▶ [Figure record extracts]
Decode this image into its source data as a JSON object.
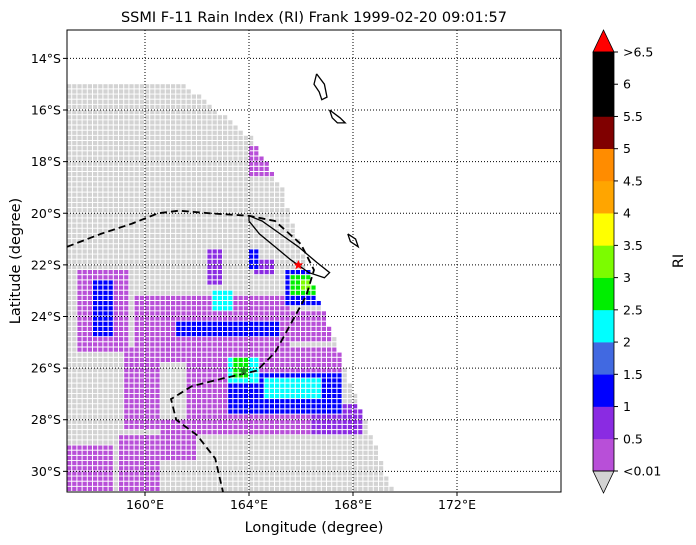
{
  "chart_data": {
    "type": "heatmap",
    "title": "SSMI F-11 Rain Index (RI) Frank 1999-02-20 09:01:57",
    "xlabel": "Longitude (degree)",
    "ylabel": "Latitude (degree)",
    "xlim": [
      157.0,
      176.0
    ],
    "ylim": [
      -30.8,
      -12.9
    ],
    "x_ticks": [
      {
        "value": 160,
        "label": "160°E"
      },
      {
        "value": 164,
        "label": "164°E"
      },
      {
        "value": 168,
        "label": "168°E"
      },
      {
        "value": 172,
        "label": "172°E"
      }
    ],
    "y_ticks": [
      {
        "value": -14,
        "label": "14°S"
      },
      {
        "value": -16,
        "label": "16°S"
      },
      {
        "value": -18,
        "label": "18°S"
      },
      {
        "value": -20,
        "label": "20°S"
      },
      {
        "value": -22,
        "label": "22°S"
      },
      {
        "value": -24,
        "label": "24°S"
      },
      {
        "value": -26,
        "label": "26°S"
      },
      {
        "value": -28,
        "label": "28°S"
      },
      {
        "value": -30,
        "label": "30°S"
      }
    ],
    "grid": true,
    "colorbar": {
      "label": "RI",
      "levels": [
        "<0.01",
        "0.5",
        "1",
        "1.5",
        "2",
        "2.5",
        "3",
        "3.5",
        "4",
        "4.5",
        "5",
        "5.5",
        "6",
        ">6.5"
      ],
      "colors": [
        "#b84fd8",
        "#8a2be2",
        "#0000ff",
        "#4169e1",
        "#00ffff",
        "#00ee00",
        "#7cfc00",
        "#ffff00",
        "#ffa500",
        "#ff8c00",
        "#800000",
        "#000000",
        "#000000"
      ],
      "under_color": "#d3d3d3",
      "over_color": "#ff0000"
    },
    "swath": {
      "color": "#d3d3d3",
      "left_lon": 157.0,
      "top_lat": -15.0,
      "right_edge": [
        [
          -15.0,
          161.5
        ],
        [
          -17.0,
          164.0
        ],
        [
          -19.0,
          165.2
        ],
        [
          -21.0,
          165.8
        ],
        [
          -23.0,
          166.5
        ],
        [
          -25.0,
          167.3
        ],
        [
          -27.0,
          168.0
        ],
        [
          -29.0,
          168.8
        ],
        [
          -30.8,
          169.5
        ]
      ]
    },
    "rain_regions": [
      {
        "lon": [
          163.9,
          165.2
        ],
        "lat": [
          -18.5,
          -17.3
        ],
        "ri": 0.3
      },
      {
        "lon": [
          157.3,
          159.2
        ],
        "lat": [
          -25.2,
          -22.0
        ],
        "ri": 0.3
      },
      {
        "lon": [
          157.9,
          158.7
        ],
        "lat": [
          -24.6,
          -22.4
        ],
        "ri": 1.2
      },
      {
        "lon": [
          159.0,
          160.5
        ],
        "lat": [
          -28.3,
          -25.0
        ],
        "ri": 0.3
      },
      {
        "lon": [
          159.5,
          165.5
        ],
        "lat": [
          -25.6,
          -23.0
        ],
        "ri": 0.4
      },
      {
        "lon": [
          161.0,
          165.0
        ],
        "lat": [
          -24.7,
          -24.0
        ],
        "ri": 1.2
      },
      {
        "lon": [
          161.5,
          167.5
        ],
        "lat": [
          -28.5,
          -25.0
        ],
        "ri": 0.4
      },
      {
        "lon": [
          163.0,
          167.5
        ],
        "lat": [
          -27.6,
          -26.0
        ],
        "ri": 1.2
      },
      {
        "lon": [
          164.5,
          166.6
        ],
        "lat": [
          -27.0,
          -26.3
        ],
        "ri": 2.4
      },
      {
        "lon": [
          163.0,
          164.2
        ],
        "lat": [
          -26.5,
          -25.4
        ],
        "ri": 2.4
      },
      {
        "lon": [
          163.2,
          163.9
        ],
        "lat": [
          -26.2,
          -25.5
        ],
        "ri": 2.8
      },
      {
        "lon": [
          162.5,
          163.3
        ],
        "lat": [
          -23.6,
          -22.8
        ],
        "ri": 2.3
      },
      {
        "lon": [
          162.6,
          163.1
        ],
        "lat": [
          -23.4,
          -22.9
        ],
        "ri": 1.7
      },
      {
        "lon": [
          165.3,
          166.8
        ],
        "lat": [
          -23.5,
          -22.0
        ],
        "ri": 1.2
      },
      {
        "lon": [
          165.5,
          166.4
        ],
        "lat": [
          -23.1,
          -22.3
        ],
        "ri": 2.8
      },
      {
        "lon": [
          165.8,
          166.2
        ],
        "lat": [
          -22.8,
          -22.5
        ],
        "ri": 3.2
      },
      {
        "lon": [
          157.0,
          158.6
        ],
        "lat": [
          -30.8,
          -28.8
        ],
        "ri": 0.3
      },
      {
        "lon": [
          158.8,
          160.5
        ],
        "lat": [
          -30.8,
          -28.5
        ],
        "ri": 0.3
      },
      {
        "lon": [
          160.4,
          161.8
        ],
        "lat": [
          -29.5,
          -27.8
        ],
        "ri": 0.3
      },
      {
        "lon": [
          164.0,
          164.8
        ],
        "lat": [
          -22.3,
          -21.6
        ],
        "ri": 0.5
      },
      {
        "lon": [
          163.8,
          164.3
        ],
        "lat": [
          -22.0,
          -21.2
        ],
        "ri": 1.2
      },
      {
        "lon": [
          165.0,
          167.0
        ],
        "lat": [
          -24.8,
          -23.6
        ],
        "ri": 0.4
      },
      {
        "lon": [
          166.2,
          168.2
        ],
        "lat": [
          -28.5,
          -27.3
        ],
        "ri": 0.6
      },
      {
        "lon": [
          162.3,
          162.8
        ],
        "lat": [
          -22.6,
          -21.3
        ],
        "ri": 0.6
      }
    ],
    "storm_markers": [
      {
        "lon": 165.9,
        "lat": -22.0,
        "color": "#ff0000"
      },
      {
        "lon": 163.8,
        "lat": -26.1,
        "color": "#228b22"
      }
    ],
    "track": [
      [
        157.0,
        -21.3
      ],
      [
        158.3,
        -20.8
      ],
      [
        159.5,
        -20.4
      ],
      [
        160.5,
        -20.0
      ],
      [
        161.3,
        -19.9
      ],
      [
        162.5,
        -20.0
      ],
      [
        164.0,
        -20.1
      ],
      [
        165.0,
        -20.3
      ],
      [
        166.0,
        -21.2
      ],
      [
        166.5,
        -22.2
      ],
      [
        166.2,
        -23.2
      ],
      [
        165.6,
        -24.3
      ],
      [
        165.0,
        -25.4
      ],
      [
        164.3,
        -26.1
      ],
      [
        163.0,
        -26.4
      ],
      [
        161.8,
        -26.7
      ],
      [
        161.0,
        -27.2
      ],
      [
        161.2,
        -28.0
      ],
      [
        162.0,
        -28.6
      ],
      [
        162.7,
        -29.5
      ],
      [
        163.0,
        -30.8
      ]
    ],
    "coastlines": [
      [
        [
          164.0,
          -20.1
        ],
        [
          164.5,
          -20.3
        ],
        [
          165.2,
          -20.8
        ],
        [
          165.9,
          -21.3
        ],
        [
          166.6,
          -21.9
        ],
        [
          167.1,
          -22.3
        ],
        [
          166.9,
          -22.5
        ],
        [
          166.3,
          -22.3
        ],
        [
          165.6,
          -21.8
        ],
        [
          165.0,
          -21.3
        ],
        [
          164.4,
          -20.8
        ],
        [
          164.0,
          -20.3
        ],
        [
          164.0,
          -20.1
        ]
      ],
      [
        [
          166.6,
          -14.6
        ],
        [
          166.9,
          -15.0
        ],
        [
          167.0,
          -15.5
        ],
        [
          166.8,
          -15.6
        ],
        [
          166.7,
          -15.3
        ],
        [
          166.5,
          -15.0
        ],
        [
          166.6,
          -14.6
        ]
      ],
      [
        [
          167.1,
          -16.0
        ],
        [
          167.5,
          -16.3
        ],
        [
          167.7,
          -16.5
        ],
        [
          167.4,
          -16.5
        ],
        [
          167.2,
          -16.3
        ],
        [
          167.1,
          -16.0
        ]
      ],
      [
        [
          167.8,
          -20.8
        ],
        [
          168.1,
          -21.0
        ],
        [
          168.2,
          -21.3
        ],
        [
          167.9,
          -21.1
        ],
        [
          167.8,
          -20.8
        ]
      ]
    ]
  }
}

▶ [Requirement] Single out each line of the records above with the string "degree" in it, and copy it.

▶ [Solution to this task]
    "xlabel": "Longitude (degree)",
    "ylabel": "Latitude (degree)",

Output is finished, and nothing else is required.